§ Your objective:
Return each entry exactly, omitting nothing.
## start
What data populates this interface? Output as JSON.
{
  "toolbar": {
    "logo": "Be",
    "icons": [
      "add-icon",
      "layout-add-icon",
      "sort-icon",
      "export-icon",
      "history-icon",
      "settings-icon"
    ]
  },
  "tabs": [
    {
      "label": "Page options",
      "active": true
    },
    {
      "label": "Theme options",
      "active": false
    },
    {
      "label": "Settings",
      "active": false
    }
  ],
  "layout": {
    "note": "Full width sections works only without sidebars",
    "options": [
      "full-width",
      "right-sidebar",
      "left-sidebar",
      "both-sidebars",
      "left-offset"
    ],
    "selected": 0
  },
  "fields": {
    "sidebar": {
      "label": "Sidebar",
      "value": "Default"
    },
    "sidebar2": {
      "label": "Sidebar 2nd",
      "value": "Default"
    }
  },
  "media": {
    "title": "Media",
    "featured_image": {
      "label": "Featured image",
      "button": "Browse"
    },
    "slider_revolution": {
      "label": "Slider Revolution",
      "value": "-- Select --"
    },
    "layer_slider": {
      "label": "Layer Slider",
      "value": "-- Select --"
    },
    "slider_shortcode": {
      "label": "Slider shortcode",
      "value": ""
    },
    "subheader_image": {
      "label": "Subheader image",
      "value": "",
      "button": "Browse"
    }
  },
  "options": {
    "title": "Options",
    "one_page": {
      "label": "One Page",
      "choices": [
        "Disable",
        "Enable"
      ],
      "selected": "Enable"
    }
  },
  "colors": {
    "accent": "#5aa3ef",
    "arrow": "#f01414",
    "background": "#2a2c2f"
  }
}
## end
§ Task response:
What data populates this interface? Output as JSON.
{
  "toolbar": {
    "logo": "Be",
    "icons": [
      "add-icon",
      "layout-add-icon",
      "sort-icon",
      "export-icon",
      "history-icon",
      "settings-icon"
    ]
  },
  "tabs": [
    {
      "label": "Page options",
      "active": true
    },
    {
      "label": "Theme options",
      "active": false
    },
    {
      "label": "Settings",
      "active": false
    }
  ],
  "layout": {
    "note": "Full width sections works only without sidebars",
    "options": [
      "full-width",
      "right-sidebar",
      "left-sidebar",
      "both-sidebars",
      "left-offset"
    ],
    "selected": 0
  },
  "fields": {
    "sidebar": {
      "label": "Sidebar",
      "value": "Default"
    },
    "sidebar2": {
      "label": "Sidebar 2nd",
      "value": "Default"
    }
  },
  "media": {
    "title": "Media",
    "featured_image": {
      "label": "Featured image",
      "button": "Browse"
    },
    "slider_revolution": {
      "label": "Slider Revolution",
      "value": "-- Select --"
    },
    "layer_slider": {
      "label": "Layer Slider",
      "value": "-- Select --"
    },
    "slider_shortcode": {
      "label": "Slider shortcode",
      "value": ""
    },
    "subheader_image": {
      "label": "Subheader image",
      "value": "",
      "button": "Browse"
    }
  },
  "options": {
    "title": "Options",
    "one_page": {
      "label": "One Page",
      "choices": [
        "Disable",
        "Enable"
      ],
      "selected": "Enable"
    }
  },
  "colors": {
    "accent": "#5aa3ef",
    "arrow": "#f01414",
    "background": "#2a2c2f"
  }
}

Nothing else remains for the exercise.